----- Extracted information

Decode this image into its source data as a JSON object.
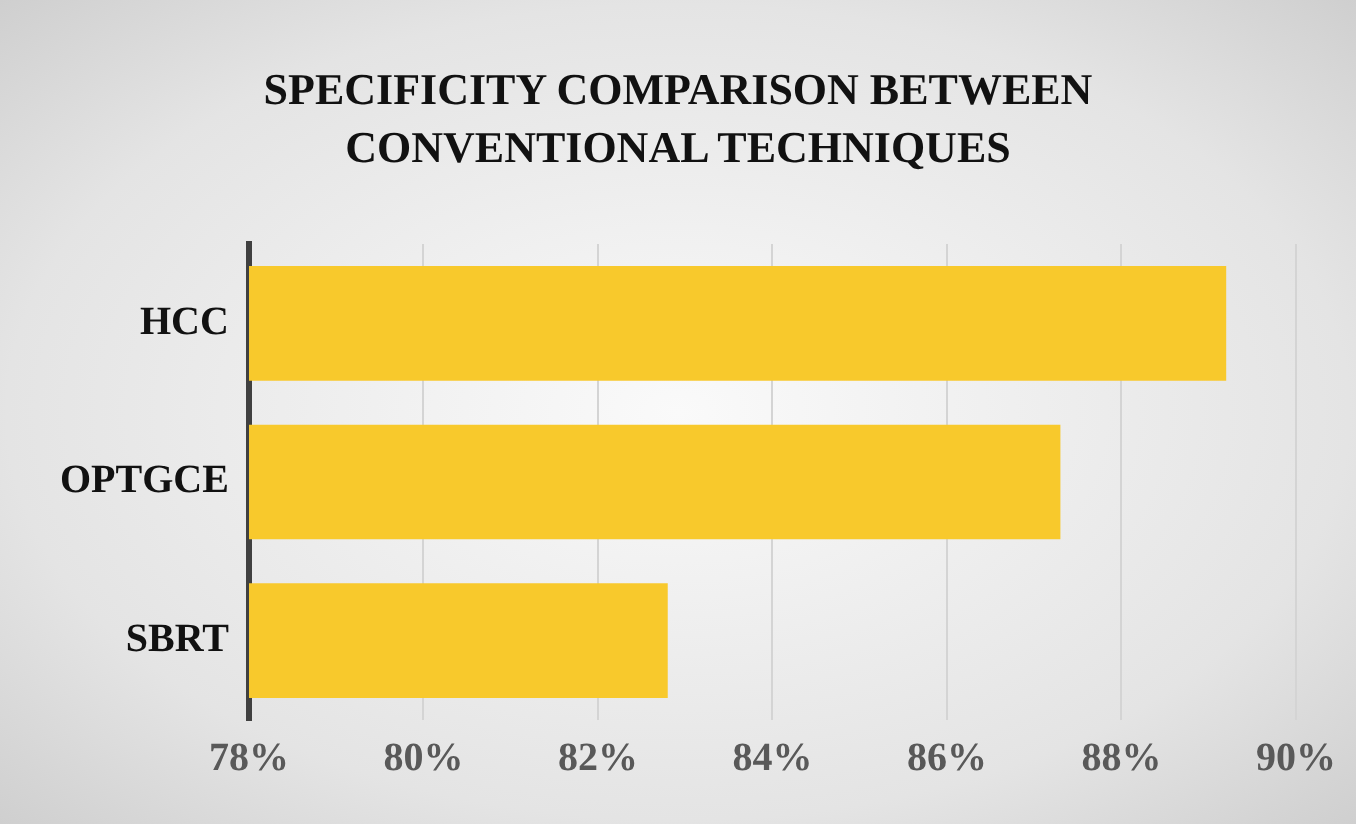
{
  "chart_data": {
    "type": "bar",
    "orientation": "horizontal",
    "title": "SPECIFICITY COMPARISON BETWEEN CONVENTIONAL TECHNIQUES",
    "categories": [
      "HCC",
      "OPTGCE",
      "SBRT"
    ],
    "values": [
      89.2,
      87.3,
      82.8
    ],
    "color": "#f8c92c",
    "xlim": [
      78,
      90
    ],
    "xticks": [
      {
        "value": 78,
        "label": "78%"
      },
      {
        "value": 80,
        "label": "80%"
      },
      {
        "value": 82,
        "label": "82%"
      },
      {
        "value": 84,
        "label": "84%"
      },
      {
        "value": 86,
        "label": "86%"
      },
      {
        "value": 88,
        "label": "88%"
      },
      {
        "value": 90,
        "label": "90%"
      }
    ],
    "grid": "x",
    "legend": false
  }
}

----------

From the entries above, output every line exactly and omit any image.

Decode this image into its source data as a JSON object.
{
  "chart_data": {
    "type": "bar",
    "orientation": "horizontal",
    "title": "SPECIFICITY COMPARISON BETWEEN CONVENTIONAL TECHNIQUES",
    "categories": [
      "HCC",
      "OPTGCE",
      "SBRT"
    ],
    "values": [
      89.2,
      87.3,
      82.8
    ],
    "color": "#f8c92c",
    "xlim": [
      78,
      90
    ],
    "xticks": [
      {
        "value": 78,
        "label": "78%"
      },
      {
        "value": 80,
        "label": "80%"
      },
      {
        "value": 82,
        "label": "82%"
      },
      {
        "value": 84,
        "label": "84%"
      },
      {
        "value": 86,
        "label": "86%"
      },
      {
        "value": 88,
        "label": "88%"
      },
      {
        "value": 90,
        "label": "90%"
      }
    ],
    "grid": "x",
    "legend": false
  }
}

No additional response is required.